[Stored items]
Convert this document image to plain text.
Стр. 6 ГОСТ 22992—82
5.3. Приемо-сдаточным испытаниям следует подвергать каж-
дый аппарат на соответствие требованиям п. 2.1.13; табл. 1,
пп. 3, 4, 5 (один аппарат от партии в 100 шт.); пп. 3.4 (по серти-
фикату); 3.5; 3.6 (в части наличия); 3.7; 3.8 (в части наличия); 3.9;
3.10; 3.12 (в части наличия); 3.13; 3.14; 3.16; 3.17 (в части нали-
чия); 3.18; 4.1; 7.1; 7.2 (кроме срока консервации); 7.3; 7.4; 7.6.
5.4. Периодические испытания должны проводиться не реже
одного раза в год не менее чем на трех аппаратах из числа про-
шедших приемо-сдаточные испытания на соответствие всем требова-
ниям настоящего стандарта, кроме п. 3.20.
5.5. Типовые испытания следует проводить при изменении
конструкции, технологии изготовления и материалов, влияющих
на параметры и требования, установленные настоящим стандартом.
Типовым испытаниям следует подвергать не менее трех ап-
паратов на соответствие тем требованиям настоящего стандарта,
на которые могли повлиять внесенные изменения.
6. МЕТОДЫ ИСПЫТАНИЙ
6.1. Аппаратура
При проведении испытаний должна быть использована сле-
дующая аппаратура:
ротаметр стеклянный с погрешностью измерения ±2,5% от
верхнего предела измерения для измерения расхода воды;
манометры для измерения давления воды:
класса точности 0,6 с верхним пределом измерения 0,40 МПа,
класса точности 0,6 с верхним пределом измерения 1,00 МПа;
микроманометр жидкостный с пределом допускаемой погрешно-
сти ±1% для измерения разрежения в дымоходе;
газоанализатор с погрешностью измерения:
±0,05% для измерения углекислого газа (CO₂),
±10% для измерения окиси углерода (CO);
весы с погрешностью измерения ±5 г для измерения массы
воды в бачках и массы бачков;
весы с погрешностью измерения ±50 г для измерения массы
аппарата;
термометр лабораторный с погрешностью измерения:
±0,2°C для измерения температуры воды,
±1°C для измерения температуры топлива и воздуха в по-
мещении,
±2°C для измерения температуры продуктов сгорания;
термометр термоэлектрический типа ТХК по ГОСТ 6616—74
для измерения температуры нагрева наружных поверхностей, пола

* **Prompt**
Write out the data exactly as it stands.

* **Result**
Convert this document image to plain text.
Стр. 6 ГОСТ 22992—82
5.3. Приемо-сдаточным испытаниям следует подвергать каж-
дый аппарат на соответствие требованиям п. 2.1.13; табл. 1,
пп. 3, 4, 5 (один аппарат от партии в 100 шт.); пп. 3.4 (по серти-
фикату); 3.5; 3.6 (в части наличия); 3.7; 3.8 (в части наличия); 3.9;
3.10; 3.12 (в части наличия); 3.13; 3.14; 3.16; 3.17 (в части нали-
чия); 3.18; 4.1; 7.1; 7.2 (кроме срока консервации); 7.3; 7.4; 7.6.
5.4. Периодические испытания должны проводиться не реже
одного раза в год не менее чем на трех аппаратах из числа про-
шедших приемо-сдаточные испытания на соответствие всем требова-
ниям настоящего стандарта, кроме п. 3.20.
5.5. Типовые испытания следует проводить при изменении
конструкции, технологии изготовления и материалов, влияющих
на параметры и требования, установленные настоящим стандартом.
Типовым испытаниям следует подвергать не менее трех ап-
паратов на соответствие тем требованиям настоящего стандарта,
на которые могли повлиять внесенные изменения.
6. МЕТОДЫ ИСПЫТАНИЙ
6.1. Аппаратура
При проведении испытаний должна быть использована сле-
дующая аппаратура:
ротаметр стеклянный с погрешностью измерения ±2,5% от
верхнего предела измерения для измерения расхода воды;
манометры для измерения давления воды:
класса точности 0,6 с верхним пределом измерения 0,40 МПа,
класса точности 0,6 с верхним пределом измерения 1,00 МПа;
микроманометр жидкостный с пределом допускаемой погрешно-
сти ±1% для измерения разрежения в дымоходе;
газоанализатор с погрешностью измерения:
±0,05% для измерения углекислого газа (CO₂),
±10% для измерения окиси углерода (CO);
весы с погрешностью измерения ±5 г для измерения массы
воды в бачках и массы бачков;
весы с погрешностью измерения ±50 г для измерения массы
аппарата;
термометр лабораторный с погрешностью измерения:
±0,2°C для измерения температуры воды,
±1°C для измерения температуры топлива и воздуха в по-
мещении,
±2°C для измерения температуры продуктов сгорания;
термометр термоэлектрический типа ТХК по ГОСТ 6616—74
для измерения температуры нагрева наружных поверхностей, пола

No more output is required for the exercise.